**Written request:** Write out only the lines running from the one that contains "Read out every word on this page." to the end of the material, both ends included.

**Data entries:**
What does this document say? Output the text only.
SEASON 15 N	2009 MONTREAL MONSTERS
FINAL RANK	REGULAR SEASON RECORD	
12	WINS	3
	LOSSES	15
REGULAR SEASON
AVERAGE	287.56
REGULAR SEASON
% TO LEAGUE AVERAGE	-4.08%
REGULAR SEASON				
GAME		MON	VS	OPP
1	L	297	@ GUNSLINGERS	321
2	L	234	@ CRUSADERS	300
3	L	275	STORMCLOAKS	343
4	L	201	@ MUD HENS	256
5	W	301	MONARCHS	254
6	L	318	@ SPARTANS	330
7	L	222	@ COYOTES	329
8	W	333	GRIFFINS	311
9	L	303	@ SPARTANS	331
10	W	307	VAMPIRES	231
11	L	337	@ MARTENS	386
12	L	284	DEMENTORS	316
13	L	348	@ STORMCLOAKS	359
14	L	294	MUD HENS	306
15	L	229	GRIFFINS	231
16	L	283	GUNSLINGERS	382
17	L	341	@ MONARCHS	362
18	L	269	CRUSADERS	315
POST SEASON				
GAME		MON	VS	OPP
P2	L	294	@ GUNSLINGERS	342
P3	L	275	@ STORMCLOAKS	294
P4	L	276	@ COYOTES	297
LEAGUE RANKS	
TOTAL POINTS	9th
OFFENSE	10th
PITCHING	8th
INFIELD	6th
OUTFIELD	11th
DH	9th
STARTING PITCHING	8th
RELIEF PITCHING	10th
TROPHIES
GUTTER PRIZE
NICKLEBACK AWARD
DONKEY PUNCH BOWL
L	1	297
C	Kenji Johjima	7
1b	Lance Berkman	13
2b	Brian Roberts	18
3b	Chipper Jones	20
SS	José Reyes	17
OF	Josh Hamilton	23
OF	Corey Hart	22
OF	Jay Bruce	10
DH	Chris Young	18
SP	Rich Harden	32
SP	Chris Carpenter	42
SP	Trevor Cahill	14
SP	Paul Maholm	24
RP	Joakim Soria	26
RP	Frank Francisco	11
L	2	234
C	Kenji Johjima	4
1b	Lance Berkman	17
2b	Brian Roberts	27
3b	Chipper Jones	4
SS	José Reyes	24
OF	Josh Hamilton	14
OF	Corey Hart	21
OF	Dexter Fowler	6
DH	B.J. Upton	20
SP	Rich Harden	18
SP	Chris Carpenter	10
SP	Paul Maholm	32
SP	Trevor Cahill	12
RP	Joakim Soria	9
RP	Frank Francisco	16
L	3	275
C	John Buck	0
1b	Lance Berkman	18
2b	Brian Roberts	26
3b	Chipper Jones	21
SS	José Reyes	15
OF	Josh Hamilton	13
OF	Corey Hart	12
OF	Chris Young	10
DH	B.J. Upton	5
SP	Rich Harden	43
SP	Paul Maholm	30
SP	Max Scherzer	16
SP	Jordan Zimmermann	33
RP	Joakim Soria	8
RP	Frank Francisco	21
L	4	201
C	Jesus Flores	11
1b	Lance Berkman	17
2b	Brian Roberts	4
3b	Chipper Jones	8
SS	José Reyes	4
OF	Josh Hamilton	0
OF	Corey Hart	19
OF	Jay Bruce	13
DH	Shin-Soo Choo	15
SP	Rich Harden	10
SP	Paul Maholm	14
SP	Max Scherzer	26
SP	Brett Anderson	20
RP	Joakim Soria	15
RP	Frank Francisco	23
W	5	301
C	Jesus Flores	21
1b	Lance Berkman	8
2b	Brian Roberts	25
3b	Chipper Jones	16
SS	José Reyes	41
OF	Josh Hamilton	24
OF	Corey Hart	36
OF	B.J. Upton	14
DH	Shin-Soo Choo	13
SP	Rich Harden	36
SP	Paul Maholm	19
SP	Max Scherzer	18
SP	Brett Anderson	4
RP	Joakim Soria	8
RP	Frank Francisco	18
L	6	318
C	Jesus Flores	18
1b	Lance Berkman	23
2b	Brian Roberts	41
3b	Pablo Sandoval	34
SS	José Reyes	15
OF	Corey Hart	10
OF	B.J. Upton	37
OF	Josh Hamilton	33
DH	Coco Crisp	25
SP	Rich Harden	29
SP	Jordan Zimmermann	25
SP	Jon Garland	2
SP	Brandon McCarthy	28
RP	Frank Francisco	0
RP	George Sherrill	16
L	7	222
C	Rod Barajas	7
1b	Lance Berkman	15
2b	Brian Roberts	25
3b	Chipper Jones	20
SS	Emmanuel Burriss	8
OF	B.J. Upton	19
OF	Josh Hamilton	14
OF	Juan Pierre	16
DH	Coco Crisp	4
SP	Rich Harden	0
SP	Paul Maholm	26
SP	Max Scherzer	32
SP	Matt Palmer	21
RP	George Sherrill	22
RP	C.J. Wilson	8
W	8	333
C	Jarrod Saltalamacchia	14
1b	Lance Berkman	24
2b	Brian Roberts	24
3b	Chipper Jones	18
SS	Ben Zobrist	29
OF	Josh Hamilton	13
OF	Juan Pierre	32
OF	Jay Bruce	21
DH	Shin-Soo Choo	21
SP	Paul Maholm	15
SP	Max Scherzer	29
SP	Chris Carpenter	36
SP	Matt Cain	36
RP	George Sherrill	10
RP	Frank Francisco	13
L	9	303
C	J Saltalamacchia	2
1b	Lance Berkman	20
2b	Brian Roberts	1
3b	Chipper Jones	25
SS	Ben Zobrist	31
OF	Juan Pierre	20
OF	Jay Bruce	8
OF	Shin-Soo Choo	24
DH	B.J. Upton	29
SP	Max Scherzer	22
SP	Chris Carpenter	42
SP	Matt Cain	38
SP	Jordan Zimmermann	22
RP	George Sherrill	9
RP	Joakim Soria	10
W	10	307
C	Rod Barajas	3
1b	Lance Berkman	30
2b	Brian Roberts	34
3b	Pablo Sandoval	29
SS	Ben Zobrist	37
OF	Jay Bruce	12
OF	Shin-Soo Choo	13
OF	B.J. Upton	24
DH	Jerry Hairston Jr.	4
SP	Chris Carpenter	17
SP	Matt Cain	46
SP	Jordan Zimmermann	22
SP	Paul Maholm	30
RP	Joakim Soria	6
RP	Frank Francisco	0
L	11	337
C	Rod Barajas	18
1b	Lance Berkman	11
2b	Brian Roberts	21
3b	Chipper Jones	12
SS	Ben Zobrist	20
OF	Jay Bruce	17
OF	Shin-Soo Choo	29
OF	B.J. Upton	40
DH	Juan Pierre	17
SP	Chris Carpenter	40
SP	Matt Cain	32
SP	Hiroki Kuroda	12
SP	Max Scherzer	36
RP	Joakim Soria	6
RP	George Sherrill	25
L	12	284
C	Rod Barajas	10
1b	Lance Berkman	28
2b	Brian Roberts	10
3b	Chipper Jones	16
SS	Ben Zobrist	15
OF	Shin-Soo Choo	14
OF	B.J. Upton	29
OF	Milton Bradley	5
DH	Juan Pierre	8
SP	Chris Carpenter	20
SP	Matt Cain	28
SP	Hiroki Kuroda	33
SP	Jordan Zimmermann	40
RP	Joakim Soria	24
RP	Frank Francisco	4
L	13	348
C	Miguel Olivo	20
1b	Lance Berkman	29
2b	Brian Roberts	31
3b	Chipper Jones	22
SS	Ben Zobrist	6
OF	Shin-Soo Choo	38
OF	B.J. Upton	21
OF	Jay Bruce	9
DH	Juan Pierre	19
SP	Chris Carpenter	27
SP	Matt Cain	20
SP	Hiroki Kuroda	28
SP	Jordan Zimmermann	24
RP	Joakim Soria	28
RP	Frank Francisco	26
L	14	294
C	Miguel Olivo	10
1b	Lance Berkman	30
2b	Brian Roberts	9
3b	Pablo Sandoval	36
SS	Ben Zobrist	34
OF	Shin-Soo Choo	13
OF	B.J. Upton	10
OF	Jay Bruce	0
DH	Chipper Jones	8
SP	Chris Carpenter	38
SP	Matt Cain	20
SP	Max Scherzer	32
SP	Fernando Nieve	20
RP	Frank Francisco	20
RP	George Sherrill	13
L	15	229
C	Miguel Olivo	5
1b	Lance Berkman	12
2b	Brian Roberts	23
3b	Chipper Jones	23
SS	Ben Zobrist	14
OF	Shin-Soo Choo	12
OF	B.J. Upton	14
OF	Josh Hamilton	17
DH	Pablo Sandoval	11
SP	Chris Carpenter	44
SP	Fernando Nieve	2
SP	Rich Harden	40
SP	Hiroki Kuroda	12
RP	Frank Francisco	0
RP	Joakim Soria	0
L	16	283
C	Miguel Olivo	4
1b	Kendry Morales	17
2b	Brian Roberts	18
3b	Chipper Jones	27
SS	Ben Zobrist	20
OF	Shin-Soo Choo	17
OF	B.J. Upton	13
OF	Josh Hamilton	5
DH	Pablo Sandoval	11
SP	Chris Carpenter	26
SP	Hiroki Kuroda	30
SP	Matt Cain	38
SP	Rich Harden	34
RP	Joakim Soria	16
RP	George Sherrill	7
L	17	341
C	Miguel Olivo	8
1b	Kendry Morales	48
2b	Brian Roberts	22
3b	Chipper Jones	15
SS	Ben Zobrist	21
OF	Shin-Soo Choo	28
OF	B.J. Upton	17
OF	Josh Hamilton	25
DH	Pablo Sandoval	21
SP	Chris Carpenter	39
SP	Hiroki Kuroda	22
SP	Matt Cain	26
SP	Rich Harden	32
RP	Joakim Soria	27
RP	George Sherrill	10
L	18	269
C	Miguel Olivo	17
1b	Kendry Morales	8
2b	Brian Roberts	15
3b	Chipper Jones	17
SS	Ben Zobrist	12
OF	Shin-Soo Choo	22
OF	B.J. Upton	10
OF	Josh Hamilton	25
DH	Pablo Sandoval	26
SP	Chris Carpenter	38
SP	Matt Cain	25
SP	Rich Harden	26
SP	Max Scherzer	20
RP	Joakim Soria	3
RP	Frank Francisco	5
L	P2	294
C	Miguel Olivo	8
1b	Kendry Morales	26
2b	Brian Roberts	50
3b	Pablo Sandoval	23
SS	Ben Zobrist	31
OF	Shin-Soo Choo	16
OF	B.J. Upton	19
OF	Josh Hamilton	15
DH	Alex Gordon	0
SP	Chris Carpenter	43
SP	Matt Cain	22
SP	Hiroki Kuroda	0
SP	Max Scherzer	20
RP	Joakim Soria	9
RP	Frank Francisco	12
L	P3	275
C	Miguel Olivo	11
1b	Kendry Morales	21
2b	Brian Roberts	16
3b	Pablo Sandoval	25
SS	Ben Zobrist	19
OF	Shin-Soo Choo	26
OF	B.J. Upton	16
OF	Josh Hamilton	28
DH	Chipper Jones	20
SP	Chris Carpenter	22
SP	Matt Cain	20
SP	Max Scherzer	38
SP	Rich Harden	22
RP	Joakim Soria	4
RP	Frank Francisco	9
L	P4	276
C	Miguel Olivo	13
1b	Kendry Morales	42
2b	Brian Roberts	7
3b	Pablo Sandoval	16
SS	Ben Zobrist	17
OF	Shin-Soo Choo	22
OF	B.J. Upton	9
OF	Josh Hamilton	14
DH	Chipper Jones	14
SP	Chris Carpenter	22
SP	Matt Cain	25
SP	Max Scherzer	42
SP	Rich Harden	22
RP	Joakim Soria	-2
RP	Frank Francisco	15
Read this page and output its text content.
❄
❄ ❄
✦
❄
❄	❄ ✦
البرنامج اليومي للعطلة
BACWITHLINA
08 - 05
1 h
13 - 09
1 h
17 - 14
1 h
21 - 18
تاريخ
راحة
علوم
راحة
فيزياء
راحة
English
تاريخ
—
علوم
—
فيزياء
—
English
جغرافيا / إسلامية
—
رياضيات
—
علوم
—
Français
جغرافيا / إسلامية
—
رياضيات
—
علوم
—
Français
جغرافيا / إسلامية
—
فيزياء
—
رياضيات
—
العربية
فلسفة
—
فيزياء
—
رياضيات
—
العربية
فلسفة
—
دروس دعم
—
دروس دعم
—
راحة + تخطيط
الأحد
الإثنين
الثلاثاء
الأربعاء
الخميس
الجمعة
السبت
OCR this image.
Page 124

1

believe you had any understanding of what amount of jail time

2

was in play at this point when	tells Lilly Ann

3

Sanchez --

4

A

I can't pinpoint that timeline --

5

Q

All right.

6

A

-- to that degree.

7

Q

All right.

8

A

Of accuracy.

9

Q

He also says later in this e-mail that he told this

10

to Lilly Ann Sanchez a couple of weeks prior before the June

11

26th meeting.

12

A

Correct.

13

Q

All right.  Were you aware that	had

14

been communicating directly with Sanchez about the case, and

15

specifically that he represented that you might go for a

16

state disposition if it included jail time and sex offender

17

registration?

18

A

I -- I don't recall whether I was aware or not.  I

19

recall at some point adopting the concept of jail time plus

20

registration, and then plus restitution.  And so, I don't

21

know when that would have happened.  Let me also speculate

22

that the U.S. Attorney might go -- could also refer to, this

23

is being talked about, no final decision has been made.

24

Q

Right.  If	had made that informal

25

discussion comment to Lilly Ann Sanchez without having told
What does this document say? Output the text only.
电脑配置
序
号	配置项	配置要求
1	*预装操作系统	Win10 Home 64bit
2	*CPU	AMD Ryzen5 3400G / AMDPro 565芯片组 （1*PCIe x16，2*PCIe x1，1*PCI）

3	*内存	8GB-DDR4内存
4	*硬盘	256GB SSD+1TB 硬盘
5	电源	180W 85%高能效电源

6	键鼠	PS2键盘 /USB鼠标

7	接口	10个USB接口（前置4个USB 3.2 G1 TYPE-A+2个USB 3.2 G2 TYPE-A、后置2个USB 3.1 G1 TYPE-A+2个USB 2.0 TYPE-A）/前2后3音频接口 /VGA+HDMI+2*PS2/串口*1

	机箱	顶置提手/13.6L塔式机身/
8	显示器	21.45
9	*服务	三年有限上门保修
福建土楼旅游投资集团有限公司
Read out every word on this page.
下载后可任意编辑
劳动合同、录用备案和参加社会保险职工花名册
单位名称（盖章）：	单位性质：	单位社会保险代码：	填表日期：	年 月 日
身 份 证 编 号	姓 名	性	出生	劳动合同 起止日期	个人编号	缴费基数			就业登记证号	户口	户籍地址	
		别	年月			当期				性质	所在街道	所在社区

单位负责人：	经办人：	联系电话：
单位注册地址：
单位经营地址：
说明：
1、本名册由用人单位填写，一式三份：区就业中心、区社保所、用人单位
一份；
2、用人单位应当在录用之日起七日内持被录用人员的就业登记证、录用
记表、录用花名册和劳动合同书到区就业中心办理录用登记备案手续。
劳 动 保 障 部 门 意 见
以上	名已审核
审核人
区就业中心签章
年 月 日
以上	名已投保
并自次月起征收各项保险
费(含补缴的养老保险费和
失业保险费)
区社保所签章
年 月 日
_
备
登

**Written answer:**
Read out every word on this page.
下载后可任意编辑
劳动合同、录用备案和参加社会保险职工花名册
单位名称（盖章）：	单位性质：	单位社会保险代码：	填表日期：	年 月 日
身 份 证 编 号	姓 名	性	出生	劳动合同 起止日期	个人编号	缴费基数			就业登记证号	户口	户籍地址	
		别	年月			当期				性质	所在街道	所在社区

单位负责人：	经办人：	联系电话：
单位注册地址：
单位经营地址：
说明：
1、本名册由用人单位填写，一式三份：区就业中心、区社保所、用人单位
一份；
2、用人单位应当在录用之日起七日内持被录用人员的就业登记证、录用
记表、录用花名册和劳动合同书到区就业中心办理录用登记备案手续。
劳 动 保 障 部 门 意 见
以上	名已审核
审核人
区就业中心签章
年 月 日
以上	名已投保
并自次月起征收各项保险
费(含补缴的养老保险费和
失业保险费)
区社保所签章
年 月 日
_
备
登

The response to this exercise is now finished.